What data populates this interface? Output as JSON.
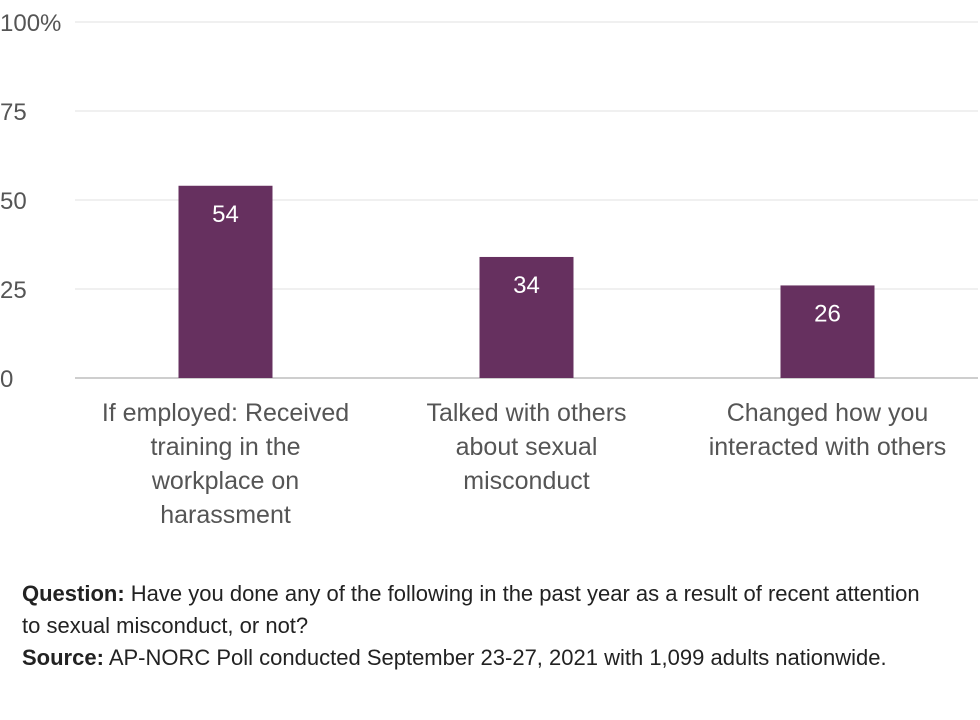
{
  "chart_data": {
    "type": "bar",
    "categories": [
      [
        "If employed: Received",
        "training in the",
        "workplace on",
        "harassment"
      ],
      [
        "Talked with others",
        "about sexual",
        "misconduct"
      ],
      [
        "Changed how you",
        "interacted with others"
      ]
    ],
    "values": [
      54,
      34,
      26
    ],
    "data_labels": [
      "54",
      "34",
      "26"
    ],
    "ylim": [
      0,
      100
    ],
    "yticks": [
      0,
      25,
      50,
      75,
      100
    ],
    "ytick_labels": [
      "0",
      "25",
      "50",
      "75",
      "100%"
    ],
    "grid": true,
    "legend": "none",
    "bar_color": "#66305f",
    "title": "",
    "xlabel": "",
    "ylabel": ""
  },
  "notes": {
    "question_key": "Question:",
    "question_text": " Have you done any of the following in the past year as a result of recent attention to sexual misconduct, or not?",
    "source_key": "Source:",
    "source_text": " AP-NORC Poll conducted September 23-27, 2021 with 1,099 adults nationwide."
  }
}
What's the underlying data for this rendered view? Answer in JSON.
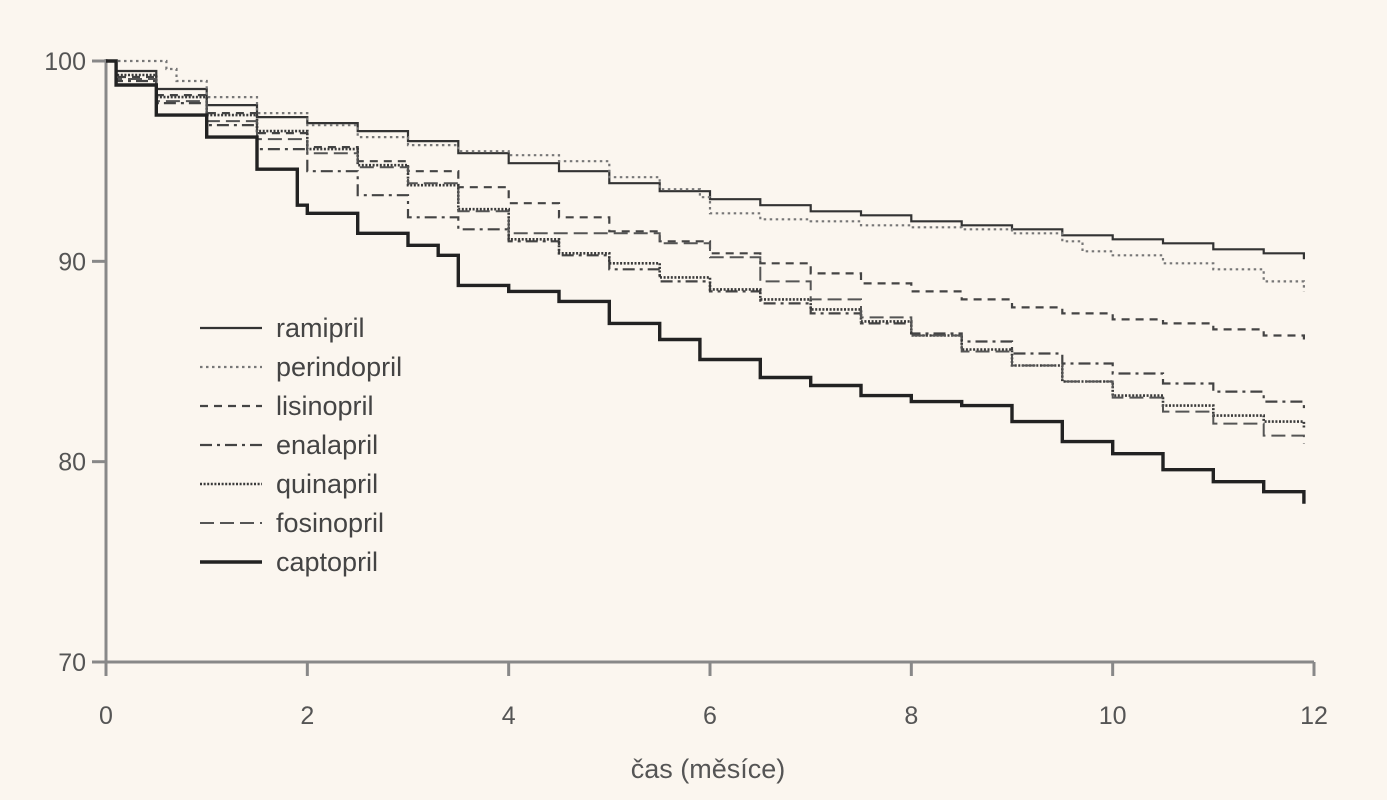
{
  "chart_data": {
    "type": "line",
    "title": "",
    "xlabel": "čas (měsíce)",
    "ylabel": "",
    "xlim": [
      0,
      12
    ],
    "ylim": [
      70,
      100
    ],
    "x_ticks": [
      "0",
      "2",
      "4",
      "6",
      "8",
      "10",
      "12"
    ],
    "y_ticks": [
      "70",
      "80",
      "90",
      "100"
    ],
    "grid": false,
    "legend_position": "center-left",
    "series": [
      {
        "name": "ramipril",
        "style": "solid",
        "color": "#333333",
        "points": [
          [
            0,
            100
          ],
          [
            0.1,
            99.5
          ],
          [
            0.5,
            98.6
          ],
          [
            1,
            97.8
          ],
          [
            1.5,
            97.2
          ],
          [
            2,
            96.9
          ],
          [
            2.5,
            96.5
          ],
          [
            3,
            96.0
          ],
          [
            3.5,
            95.4
          ],
          [
            4,
            94.9
          ],
          [
            4.5,
            94.5
          ],
          [
            5,
            93.9
          ],
          [
            5.5,
            93.5
          ],
          [
            6,
            93.1
          ],
          [
            6.5,
            92.8
          ],
          [
            7,
            92.5
          ],
          [
            7.5,
            92.3
          ],
          [
            8,
            92.0
          ],
          [
            8.5,
            91.8
          ],
          [
            9,
            91.6
          ],
          [
            9.5,
            91.3
          ],
          [
            10,
            91.1
          ],
          [
            10.5,
            90.9
          ],
          [
            11,
            90.6
          ],
          [
            11.5,
            90.4
          ],
          [
            11.9,
            90.1
          ]
        ]
      },
      {
        "name": "perindopril",
        "style": "dotted",
        "color": "#777777",
        "points": [
          [
            0,
            100
          ],
          [
            0.2,
            100
          ],
          [
            0.6,
            99.6
          ],
          [
            0.7,
            99.0
          ],
          [
            1,
            98.2
          ],
          [
            1.5,
            97.4
          ],
          [
            2,
            96.8
          ],
          [
            2.5,
            96.2
          ],
          [
            3,
            95.8
          ],
          [
            3.5,
            95.5
          ],
          [
            4,
            95.3
          ],
          [
            4.5,
            95.0
          ],
          [
            5,
            94.2
          ],
          [
            5.5,
            93.6
          ],
          [
            5.9,
            93.2
          ],
          [
            6,
            92.4
          ],
          [
            6.5,
            92.1
          ],
          [
            7,
            92.0
          ],
          [
            7.5,
            91.8
          ],
          [
            8,
            91.7
          ],
          [
            8.5,
            91.6
          ],
          [
            9,
            91.4
          ],
          [
            9.5,
            91.0
          ],
          [
            9.7,
            90.5
          ],
          [
            10,
            90.3
          ],
          [
            10.5,
            89.9
          ],
          [
            11,
            89.6
          ],
          [
            11.5,
            89.0
          ],
          [
            11.9,
            88.5
          ]
        ]
      },
      {
        "name": "lisinopril",
        "style": "dashed",
        "color": "#444444",
        "points": [
          [
            0,
            100
          ],
          [
            0.1,
            99.2
          ],
          [
            0.5,
            98.3
          ],
          [
            1,
            97.4
          ],
          [
            1.5,
            96.4
          ],
          [
            2,
            95.7
          ],
          [
            2.5,
            95.0
          ],
          [
            3,
            94.5
          ],
          [
            3.5,
            93.7
          ],
          [
            4,
            92.9
          ],
          [
            4.5,
            92.2
          ],
          [
            5,
            91.5
          ],
          [
            5.5,
            91.0
          ],
          [
            6,
            90.4
          ],
          [
            6.5,
            89.9
          ],
          [
            7,
            89.4
          ],
          [
            7.5,
            88.9
          ],
          [
            8,
            88.5
          ],
          [
            8.5,
            88.1
          ],
          [
            9,
            87.7
          ],
          [
            9.5,
            87.4
          ],
          [
            10,
            87.1
          ],
          [
            10.5,
            86.9
          ],
          [
            11,
            86.6
          ],
          [
            11.5,
            86.3
          ],
          [
            11.9,
            86.1
          ]
        ]
      },
      {
        "name": "enalapril",
        "style": "dashdot",
        "color": "#444444",
        "points": [
          [
            0,
            100
          ],
          [
            0.1,
            99.0
          ],
          [
            0.5,
            97.9
          ],
          [
            1,
            96.8
          ],
          [
            1.5,
            95.6
          ],
          [
            2,
            94.5
          ],
          [
            2.5,
            93.3
          ],
          [
            3,
            92.2
          ],
          [
            3.5,
            91.6
          ],
          [
            4,
            91.0
          ],
          [
            4.5,
            90.3
          ],
          [
            5,
            89.6
          ],
          [
            5.5,
            89.0
          ],
          [
            6,
            88.5
          ],
          [
            6.5,
            87.9
          ],
          [
            7,
            87.4
          ],
          [
            7.5,
            86.9
          ],
          [
            8,
            86.4
          ],
          [
            8.5,
            86.0
          ],
          [
            9,
            85.4
          ],
          [
            9.5,
            84.9
          ],
          [
            10,
            84.4
          ],
          [
            10.5,
            83.9
          ],
          [
            11,
            83.5
          ],
          [
            11.5,
            83.0
          ],
          [
            11.9,
            82.6
          ]
        ]
      },
      {
        "name": "quinapril",
        "style": "densedot",
        "color": "#3a3a3a",
        "points": [
          [
            0,
            100
          ],
          [
            0.1,
            99.3
          ],
          [
            0.5,
            98.2
          ],
          [
            1,
            97.3
          ],
          [
            1.5,
            96.5
          ],
          [
            2,
            95.6
          ],
          [
            2.5,
            94.8
          ],
          [
            3,
            93.8
          ],
          [
            3.5,
            92.6
          ],
          [
            4,
            91.1
          ],
          [
            4.5,
            90.4
          ],
          [
            5,
            89.9
          ],
          [
            5.5,
            89.2
          ],
          [
            6,
            88.6
          ],
          [
            6.5,
            88.1
          ],
          [
            7,
            87.6
          ],
          [
            7.5,
            87.0
          ],
          [
            8,
            86.3
          ],
          [
            8.5,
            85.6
          ],
          [
            9,
            84.8
          ],
          [
            9.5,
            84.0
          ],
          [
            10,
            83.3
          ],
          [
            10.5,
            82.8
          ],
          [
            11,
            82.3
          ],
          [
            11.5,
            82.0
          ],
          [
            11.9,
            81.7
          ]
        ]
      },
      {
        "name": "fosinopril",
        "style": "longdash",
        "color": "#555555",
        "points": [
          [
            0,
            100
          ],
          [
            0.1,
            99.1
          ],
          [
            0.5,
            98.0
          ],
          [
            1,
            97.0
          ],
          [
            1.5,
            96.1
          ],
          [
            2,
            95.4
          ],
          [
            2.5,
            94.7
          ],
          [
            3,
            93.9
          ],
          [
            3.5,
            92.5
          ],
          [
            4,
            91.4
          ],
          [
            4.5,
            91.4
          ],
          [
            5,
            91.4
          ],
          [
            5.5,
            90.9
          ],
          [
            6,
            90.2
          ],
          [
            6.5,
            89.0
          ],
          [
            7,
            88.1
          ],
          [
            7.5,
            87.2
          ],
          [
            8,
            86.3
          ],
          [
            8.5,
            85.5
          ],
          [
            9,
            84.8
          ],
          [
            9.5,
            84.0
          ],
          [
            10,
            83.2
          ],
          [
            10.5,
            82.5
          ],
          [
            11,
            81.9
          ],
          [
            11.5,
            81.3
          ],
          [
            11.9,
            80.9
          ]
        ]
      },
      {
        "name": "captopril",
        "style": "solid-thick",
        "color": "#222222",
        "points": [
          [
            0,
            100
          ],
          [
            0.1,
            98.8
          ],
          [
            0.5,
            97.3
          ],
          [
            1,
            96.2
          ],
          [
            1.5,
            94.6
          ],
          [
            1.9,
            92.8
          ],
          [
            2,
            92.4
          ],
          [
            2.5,
            91.4
          ],
          [
            3,
            90.8
          ],
          [
            3.3,
            90.3
          ],
          [
            3.5,
            88.8
          ],
          [
            4,
            88.5
          ],
          [
            4.5,
            88.0
          ],
          [
            5,
            86.9
          ],
          [
            5.5,
            86.1
          ],
          [
            5.9,
            85.1
          ],
          [
            6.5,
            84.2
          ],
          [
            7,
            83.8
          ],
          [
            7.5,
            83.3
          ],
          [
            8,
            83.0
          ],
          [
            8.5,
            82.8
          ],
          [
            9,
            82.0
          ],
          [
            9.5,
            81.0
          ],
          [
            10,
            80.4
          ],
          [
            10.5,
            79.6
          ],
          [
            11,
            79.0
          ],
          [
            11.5,
            78.5
          ],
          [
            11.9,
            77.9
          ]
        ]
      }
    ]
  }
}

• **GIVEN EXERCISE**: Using the records above, copy every line that has the word "this" in it.

• **THE REPLY**:
What data populates this interface? Output as JSON.
What's the underlying data for this rendered view? Answer in JSON.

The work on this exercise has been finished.